## AIM OF THE EXERCISE
The listing must be reproduced in full, exactly as it stands.

## EXERCISE INPUTS
----------------------------------------
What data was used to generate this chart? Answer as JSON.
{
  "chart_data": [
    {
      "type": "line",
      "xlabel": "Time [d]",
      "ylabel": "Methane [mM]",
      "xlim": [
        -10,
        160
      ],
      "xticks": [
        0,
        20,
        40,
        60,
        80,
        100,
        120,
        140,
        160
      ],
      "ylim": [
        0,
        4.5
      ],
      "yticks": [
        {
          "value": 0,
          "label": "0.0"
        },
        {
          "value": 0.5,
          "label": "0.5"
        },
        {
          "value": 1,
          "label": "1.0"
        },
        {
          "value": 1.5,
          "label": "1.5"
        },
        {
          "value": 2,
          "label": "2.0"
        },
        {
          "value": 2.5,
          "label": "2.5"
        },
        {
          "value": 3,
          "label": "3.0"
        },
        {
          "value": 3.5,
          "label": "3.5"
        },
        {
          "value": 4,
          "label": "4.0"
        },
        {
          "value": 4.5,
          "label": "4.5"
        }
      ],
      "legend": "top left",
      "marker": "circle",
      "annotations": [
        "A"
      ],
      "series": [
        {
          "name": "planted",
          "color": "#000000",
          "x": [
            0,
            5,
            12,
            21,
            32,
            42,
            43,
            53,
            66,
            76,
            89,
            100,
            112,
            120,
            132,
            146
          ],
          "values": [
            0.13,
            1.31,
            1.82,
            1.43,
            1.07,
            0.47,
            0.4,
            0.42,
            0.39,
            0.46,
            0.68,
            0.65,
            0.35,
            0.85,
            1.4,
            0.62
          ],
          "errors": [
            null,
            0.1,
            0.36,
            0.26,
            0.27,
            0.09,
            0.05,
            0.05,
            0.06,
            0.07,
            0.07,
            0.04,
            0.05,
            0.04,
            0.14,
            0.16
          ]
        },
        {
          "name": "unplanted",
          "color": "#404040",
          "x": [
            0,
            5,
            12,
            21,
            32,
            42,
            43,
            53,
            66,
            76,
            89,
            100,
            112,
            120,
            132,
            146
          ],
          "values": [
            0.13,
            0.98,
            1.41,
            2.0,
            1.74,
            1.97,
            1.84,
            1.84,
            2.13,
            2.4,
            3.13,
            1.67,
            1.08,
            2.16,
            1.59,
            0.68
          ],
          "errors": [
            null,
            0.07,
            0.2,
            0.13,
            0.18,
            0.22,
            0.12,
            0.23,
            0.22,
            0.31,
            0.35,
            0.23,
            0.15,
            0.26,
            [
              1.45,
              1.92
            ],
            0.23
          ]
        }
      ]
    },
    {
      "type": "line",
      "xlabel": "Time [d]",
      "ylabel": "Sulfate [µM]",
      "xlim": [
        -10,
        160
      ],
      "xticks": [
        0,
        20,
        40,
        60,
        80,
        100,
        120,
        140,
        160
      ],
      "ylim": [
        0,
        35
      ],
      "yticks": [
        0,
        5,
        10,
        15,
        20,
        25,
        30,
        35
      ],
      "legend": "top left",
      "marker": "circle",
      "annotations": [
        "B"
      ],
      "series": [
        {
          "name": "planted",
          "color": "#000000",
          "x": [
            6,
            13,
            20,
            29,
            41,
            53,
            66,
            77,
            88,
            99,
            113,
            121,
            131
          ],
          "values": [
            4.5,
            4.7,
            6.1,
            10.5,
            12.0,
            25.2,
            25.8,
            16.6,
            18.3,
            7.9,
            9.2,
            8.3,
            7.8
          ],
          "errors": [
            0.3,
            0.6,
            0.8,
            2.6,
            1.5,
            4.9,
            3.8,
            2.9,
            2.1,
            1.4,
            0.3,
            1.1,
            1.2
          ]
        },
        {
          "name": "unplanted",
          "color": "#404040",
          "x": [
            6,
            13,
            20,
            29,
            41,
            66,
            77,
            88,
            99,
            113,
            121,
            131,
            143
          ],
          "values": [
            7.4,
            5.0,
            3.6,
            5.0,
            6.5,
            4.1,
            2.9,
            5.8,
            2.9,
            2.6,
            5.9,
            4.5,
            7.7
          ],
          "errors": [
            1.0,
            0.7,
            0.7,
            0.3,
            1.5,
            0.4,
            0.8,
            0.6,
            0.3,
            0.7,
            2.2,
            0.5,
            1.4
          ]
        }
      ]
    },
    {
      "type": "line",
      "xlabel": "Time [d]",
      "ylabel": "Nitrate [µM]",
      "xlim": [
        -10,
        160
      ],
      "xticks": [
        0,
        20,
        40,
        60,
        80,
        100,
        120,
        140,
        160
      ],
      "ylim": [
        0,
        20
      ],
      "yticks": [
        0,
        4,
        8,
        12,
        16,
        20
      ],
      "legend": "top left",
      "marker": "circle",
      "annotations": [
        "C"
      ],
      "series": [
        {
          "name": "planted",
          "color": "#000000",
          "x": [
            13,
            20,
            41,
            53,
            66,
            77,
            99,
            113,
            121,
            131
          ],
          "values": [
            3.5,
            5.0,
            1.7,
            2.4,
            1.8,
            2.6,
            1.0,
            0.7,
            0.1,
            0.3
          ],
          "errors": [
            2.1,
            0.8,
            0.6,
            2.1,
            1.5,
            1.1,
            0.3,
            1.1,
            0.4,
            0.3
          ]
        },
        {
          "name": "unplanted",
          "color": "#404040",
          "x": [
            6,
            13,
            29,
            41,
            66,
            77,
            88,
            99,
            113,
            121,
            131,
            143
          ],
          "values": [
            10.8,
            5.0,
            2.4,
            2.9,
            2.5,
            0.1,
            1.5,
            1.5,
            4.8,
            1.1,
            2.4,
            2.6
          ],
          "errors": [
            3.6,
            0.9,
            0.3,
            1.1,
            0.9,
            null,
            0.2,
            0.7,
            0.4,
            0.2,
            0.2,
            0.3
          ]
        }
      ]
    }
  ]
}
----------------------------------------
## RESPONSE TO THIS EXERCISE
What data was used to generate this chart? Answer as JSON.
{
  "chart_data": [
    {
      "type": "line",
      "xlabel": "Time [d]",
      "ylabel": "Methane [mM]",
      "xlim": [
        -10,
        160
      ],
      "xticks": [
        0,
        20,
        40,
        60,
        80,
        100,
        120,
        140,
        160
      ],
      "ylim": [
        0,
        4.5
      ],
      "yticks": [
        {
          "value": 0,
          "label": "0.0"
        },
        {
          "value": 0.5,
          "label": "0.5"
        },
        {
          "value": 1,
          "label": "1.0"
        },
        {
          "value": 1.5,
          "label": "1.5"
        },
        {
          "value": 2,
          "label": "2.0"
        },
        {
          "value": 2.5,
          "label": "2.5"
        },
        {
          "value": 3,
          "label": "3.0"
        },
        {
          "value": 3.5,
          "label": "3.5"
        },
        {
          "value": 4,
          "label": "4.0"
        },
        {
          "value": 4.5,
          "label": "4.5"
        }
      ],
      "legend": "top left",
      "marker": "circle",
      "annotations": [
        "A"
      ],
      "series": [
        {
          "name": "planted",
          "color": "#000000",
          "x": [
            0,
            5,
            12,
            21,
            32,
            42,
            43,
            53,
            66,
            76,
            89,
            100,
            112,
            120,
            132,
            146
          ],
          "values": [
            0.13,
            1.31,
            1.82,
            1.43,
            1.07,
            0.47,
            0.4,
            0.42,
            0.39,
            0.46,
            0.68,
            0.65,
            0.35,
            0.85,
            1.4,
            0.62
          ],
          "errors": [
            null,
            0.1,
            0.36,
            0.26,
            0.27,
            0.09,
            0.05,
            0.05,
            0.06,
            0.07,
            0.07,
            0.04,
            0.05,
            0.04,
            0.14,
            0.16
          ]
        },
        {
          "name": "unplanted",
          "color": "#404040",
          "x": [
            0,
            5,
            12,
            21,
            32,
            42,
            43,
            53,
            66,
            76,
            89,
            100,
            112,
            120,
            132,
            146
          ],
          "values": [
            0.13,
            0.98,
            1.41,
            2.0,
            1.74,
            1.97,
            1.84,
            1.84,
            2.13,
            2.4,
            3.13,
            1.67,
            1.08,
            2.16,
            1.59,
            0.68
          ],
          "errors": [
            null,
            0.07,
            0.2,
            0.13,
            0.18,
            0.22,
            0.12,
            0.23,
            0.22,
            0.31,
            0.35,
            0.23,
            0.15,
            0.26,
            [
              1.45,
              1.92
            ],
            0.23
          ]
        }
      ]
    },
    {
      "type": "line",
      "xlabel": "Time [d]",
      "ylabel": "Sulfate [µM]",
      "xlim": [
        -10,
        160
      ],
      "xticks": [
        0,
        20,
        40,
        60,
        80,
        100,
        120,
        140,
        160
      ],
      "ylim": [
        0,
        35
      ],
      "yticks": [
        0,
        5,
        10,
        15,
        20,
        25,
        30,
        35
      ],
      "legend": "top left",
      "marker": "circle",
      "annotations": [
        "B"
      ],
      "series": [
        {
          "name": "planted",
          "color": "#000000",
          "x": [
            6,
            13,
            20,
            29,
            41,
            53,
            66,
            77,
            88,
            99,
            113,
            121,
            131
          ],
          "values": [
            4.5,
            4.7,
            6.1,
            10.5,
            12.0,
            25.2,
            25.8,
            16.6,
            18.3,
            7.9,
            9.2,
            8.3,
            7.8
          ],
          "errors": [
            0.3,
            0.6,
            0.8,
            2.6,
            1.5,
            4.9,
            3.8,
            2.9,
            2.1,
            1.4,
            0.3,
            1.1,
            1.2
          ]
        },
        {
          "name": "unplanted",
          "color": "#404040",
          "x": [
            6,
            13,
            20,
            29,
            41,
            66,
            77,
            88,
            99,
            113,
            121,
            131,
            143
          ],
          "values": [
            7.4,
            5.0,
            3.6,
            5.0,
            6.5,
            4.1,
            2.9,
            5.8,
            2.9,
            2.6,
            5.9,
            4.5,
            7.7
          ],
          "errors": [
            1.0,
            0.7,
            0.7,
            0.3,
            1.5,
            0.4,
            0.8,
            0.6,
            0.3,
            0.7,
            2.2,
            0.5,
            1.4
          ]
        }
      ]
    },
    {
      "type": "line",
      "xlabel": "Time [d]",
      "ylabel": "Nitrate [µM]",
      "xlim": [
        -10,
        160
      ],
      "xticks": [
        0,
        20,
        40,
        60,
        80,
        100,
        120,
        140,
        160
      ],
      "ylim": [
        0,
        20
      ],
      "yticks": [
        0,
        4,
        8,
        12,
        16,
        20
      ],
      "legend": "top left",
      "marker": "circle",
      "annotations": [
        "C"
      ],
      "series": [
        {
          "name": "planted",
          "color": "#000000",
          "x": [
            13,
            20,
            41,
            53,
            66,
            77,
            99,
            113,
            121,
            131
          ],
          "values": [
            3.5,
            5.0,
            1.7,
            2.4,
            1.8,
            2.6,
            1.0,
            0.7,
            0.1,
            0.3
          ],
          "errors": [
            2.1,
            0.8,
            0.6,
            2.1,
            1.5,
            1.1,
            0.3,
            1.1,
            0.4,
            0.3
          ]
        },
        {
          "name": "unplanted",
          "color": "#404040",
          "x": [
            6,
            13,
            29,
            41,
            66,
            77,
            88,
            99,
            113,
            121,
            131,
            143
          ],
          "values": [
            10.8,
            5.0,
            2.4,
            2.9,
            2.5,
            0.1,
            1.5,
            1.5,
            4.8,
            1.1,
            2.4,
            2.6
          ],
          "errors": [
            3.6,
            0.9,
            0.3,
            1.1,
            0.9,
            null,
            0.2,
            0.7,
            0.4,
            0.2,
            0.2,
            0.3
          ]
        }
      ]
    }
  ]
}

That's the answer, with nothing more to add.